§ DESCRIPTION OF THE TASK: Retype the records below exactly as they appear, but leave out any pictures.

§ TASK MATERIAL:
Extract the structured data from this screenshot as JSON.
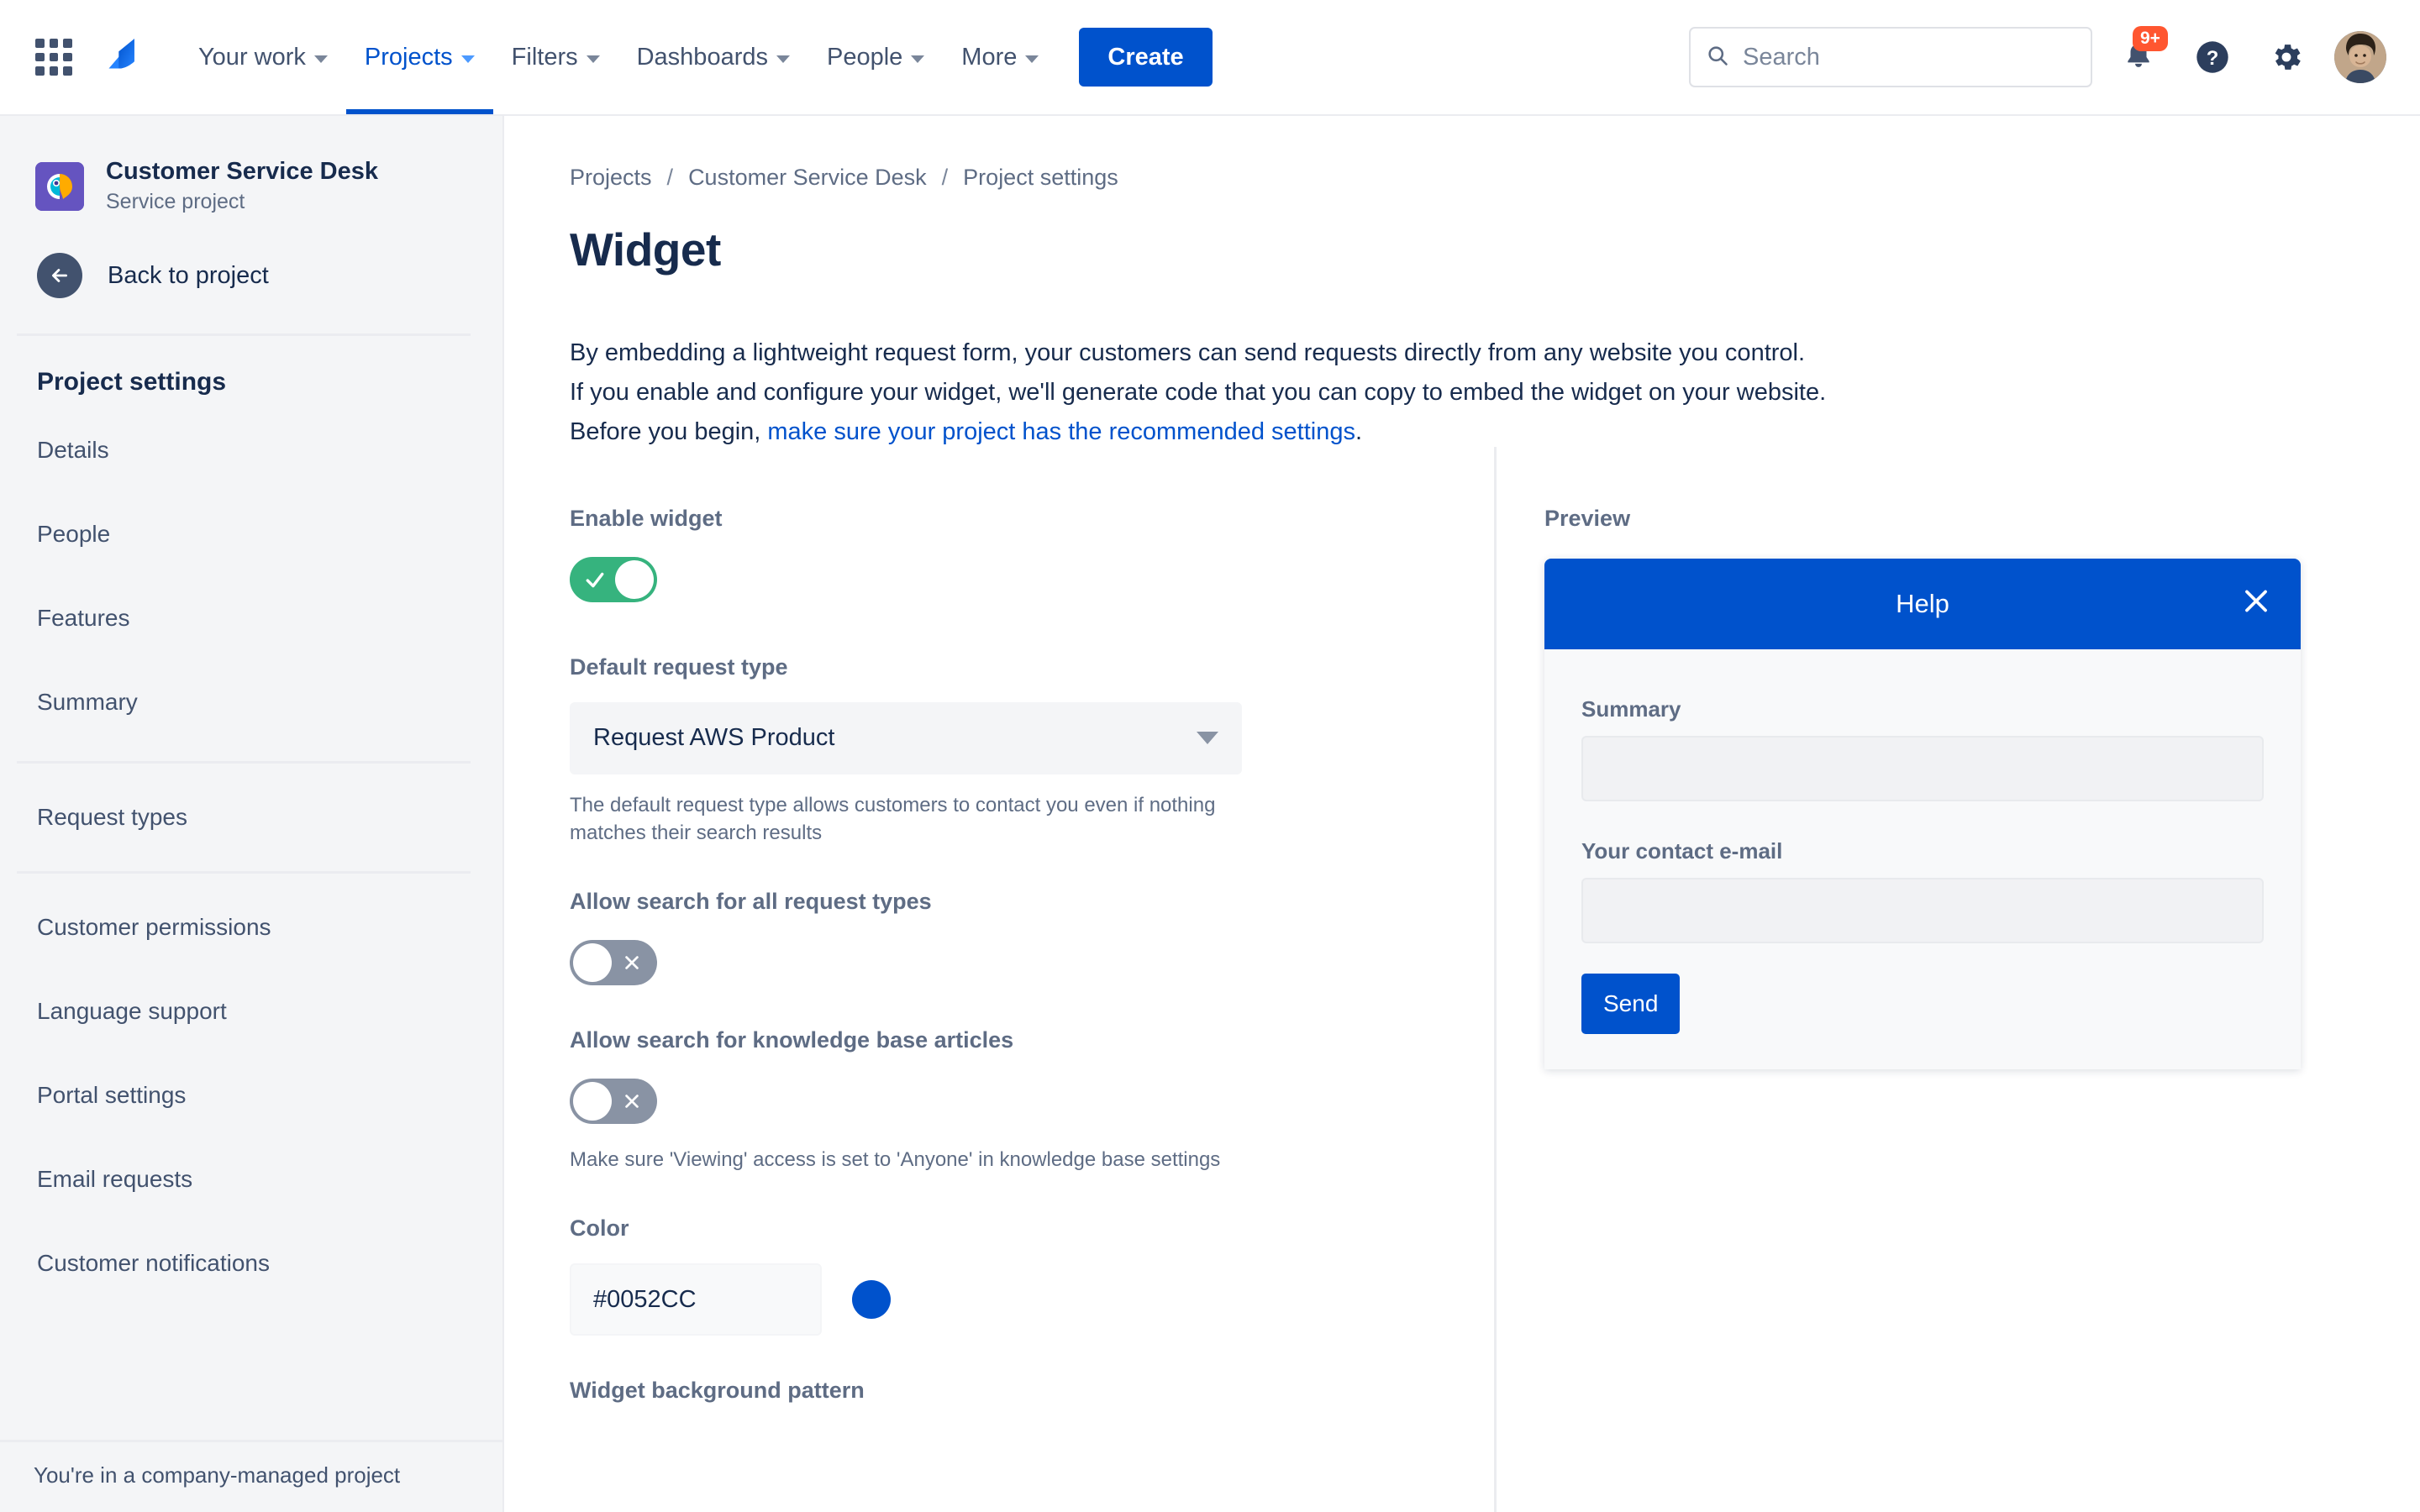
{
  "topnav": {
    "app_switcher_icon": "grid-apps-icon",
    "logo_icon": "jira-logo-icon",
    "items": [
      {
        "label": "Your work",
        "active": false
      },
      {
        "label": "Projects",
        "active": true
      },
      {
        "label": "Filters",
        "active": false
      },
      {
        "label": "Dashboards",
        "active": false
      },
      {
        "label": "People",
        "active": false
      },
      {
        "label": "More",
        "active": false
      }
    ],
    "create_label": "Create",
    "search": {
      "placeholder": "Search",
      "value": "",
      "icon": "search-icon"
    },
    "notifications": {
      "icon": "bell-icon",
      "badge": "9+"
    },
    "help": {
      "icon": "help-circle-icon"
    },
    "settings": {
      "icon": "gear-icon"
    },
    "avatar": {
      "icon": "user-avatar"
    },
    "accent_color": "#0052CC",
    "badge_color": "#FF5630"
  },
  "sidebar": {
    "project": {
      "name": "Customer Service Desk",
      "type": "Service project",
      "icon": "service-project-avatar",
      "icon_bg": "#6554C0"
    },
    "back_label": "Back to project",
    "back_icon": "arrow-left-icon",
    "section_title": "Project settings",
    "group_one": [
      {
        "label": "Details"
      },
      {
        "label": "People"
      },
      {
        "label": "Features"
      },
      {
        "label": "Summary"
      }
    ],
    "group_two": [
      {
        "label": "Request types"
      }
    ],
    "group_three": [
      {
        "label": "Customer permissions"
      },
      {
        "label": "Language support"
      },
      {
        "label": "Portal settings"
      },
      {
        "label": "Email requests"
      },
      {
        "label": "Customer notifications"
      }
    ],
    "footer": "You're in a company-managed project"
  },
  "breadcrumb": [
    {
      "label": "Projects"
    },
    {
      "label": "Customer Service Desk"
    },
    {
      "label": "Project settings"
    }
  ],
  "breadcrumb_separator": "/",
  "page": {
    "title": "Widget",
    "intro_line1": "By embedding a lightweight request form, your customers can send requests directly from any website you control.",
    "intro_line2": "If you enable and configure your widget, we'll generate code that you can copy to embed the widget on your website.",
    "intro_line3_prefix": "Before you begin, ",
    "intro_link": "make sure your project has the recommended settings",
    "intro_line3_suffix": "."
  },
  "form": {
    "enable_widget": {
      "label": "Enable widget",
      "state": "on",
      "glyph": "check-icon",
      "on_color": "#36B37E"
    },
    "default_request_type": {
      "label": "Default request type",
      "value": "Request AWS Product",
      "help": "The default request type allows customers to contact you even if nothing matches their search results"
    },
    "allow_search_all_request_types": {
      "label": "Allow search for all request types",
      "state": "off",
      "glyph": "x-icon",
      "off_color": "#8993A4"
    },
    "allow_search_kb_articles": {
      "label": "Allow search for knowledge base articles",
      "state": "off",
      "glyph": "x-icon",
      "off_color": "#8993A4",
      "help": "Make sure 'Viewing' access is set to 'Anyone' in knowledge base settings"
    },
    "color": {
      "label": "Color",
      "value": "#0052CC",
      "swatch": "#0052CC"
    },
    "background_pattern": {
      "label": "Widget background pattern"
    }
  },
  "preview": {
    "label": "Preview",
    "widget": {
      "title": "Help",
      "close_icon": "close-x-icon",
      "header_color": "#0052CC",
      "fields": [
        {
          "label": "Summary",
          "value": ""
        },
        {
          "label": "Your contact e-mail",
          "value": ""
        }
      ],
      "submit_label": "Send"
    }
  }
}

§ SOLUTION BELOW:
Extract the structured data from this screenshot as JSON.
{
  "topnav": {
    "app_switcher_icon": "grid-apps-icon",
    "logo_icon": "jira-logo-icon",
    "items": [
      {
        "label": "Your work",
        "active": false
      },
      {
        "label": "Projects",
        "active": true
      },
      {
        "label": "Filters",
        "active": false
      },
      {
        "label": "Dashboards",
        "active": false
      },
      {
        "label": "People",
        "active": false
      },
      {
        "label": "More",
        "active": false
      }
    ],
    "create_label": "Create",
    "search": {
      "placeholder": "Search",
      "value": "",
      "icon": "search-icon"
    },
    "notifications": {
      "icon": "bell-icon",
      "badge": "9+"
    },
    "help": {
      "icon": "help-circle-icon"
    },
    "settings": {
      "icon": "gear-icon"
    },
    "avatar": {
      "icon": "user-avatar"
    },
    "accent_color": "#0052CC",
    "badge_color": "#FF5630"
  },
  "sidebar": {
    "project": {
      "name": "Customer Service Desk",
      "type": "Service project",
      "icon": "service-project-avatar",
      "icon_bg": "#6554C0"
    },
    "back_label": "Back to project",
    "back_icon": "arrow-left-icon",
    "section_title": "Project settings",
    "group_one": [
      {
        "label": "Details"
      },
      {
        "label": "People"
      },
      {
        "label": "Features"
      },
      {
        "label": "Summary"
      }
    ],
    "group_two": [
      {
        "label": "Request types"
      }
    ],
    "group_three": [
      {
        "label": "Customer permissions"
      },
      {
        "label": "Language support"
      },
      {
        "label": "Portal settings"
      },
      {
        "label": "Email requests"
      },
      {
        "label": "Customer notifications"
      }
    ],
    "footer": "You're in a company-managed project"
  },
  "breadcrumb": [
    {
      "label": "Projects"
    },
    {
      "label": "Customer Service Desk"
    },
    {
      "label": "Project settings"
    }
  ],
  "breadcrumb_separator": "/",
  "page": {
    "title": "Widget",
    "intro_line1": "By embedding a lightweight request form, your customers can send requests directly from any website you control.",
    "intro_line2": "If you enable and configure your widget, we'll generate code that you can copy to embed the widget on your website.",
    "intro_line3_prefix": "Before you begin, ",
    "intro_link": "make sure your project has the recommended settings",
    "intro_line3_suffix": "."
  },
  "form": {
    "enable_widget": {
      "label": "Enable widget",
      "state": "on",
      "glyph": "check-icon",
      "on_color": "#36B37E"
    },
    "default_request_type": {
      "label": "Default request type",
      "value": "Request AWS Product",
      "help": "The default request type allows customers to contact you even if nothing matches their search results"
    },
    "allow_search_all_request_types": {
      "label": "Allow search for all request types",
      "state": "off",
      "glyph": "x-icon",
      "off_color": "#8993A4"
    },
    "allow_search_kb_articles": {
      "label": "Allow search for knowledge base articles",
      "state": "off",
      "glyph": "x-icon",
      "off_color": "#8993A4",
      "help": "Make sure 'Viewing' access is set to 'Anyone' in knowledge base settings"
    },
    "color": {
      "label": "Color",
      "value": "#0052CC",
      "swatch": "#0052CC"
    },
    "background_pattern": {
      "label": "Widget background pattern"
    }
  },
  "preview": {
    "label": "Preview",
    "widget": {
      "title": "Help",
      "close_icon": "close-x-icon",
      "header_color": "#0052CC",
      "fields": [
        {
          "label": "Summary",
          "value": ""
        },
        {
          "label": "Your contact e-mail",
          "value": ""
        }
      ],
      "submit_label": "Send"
    }
  }
}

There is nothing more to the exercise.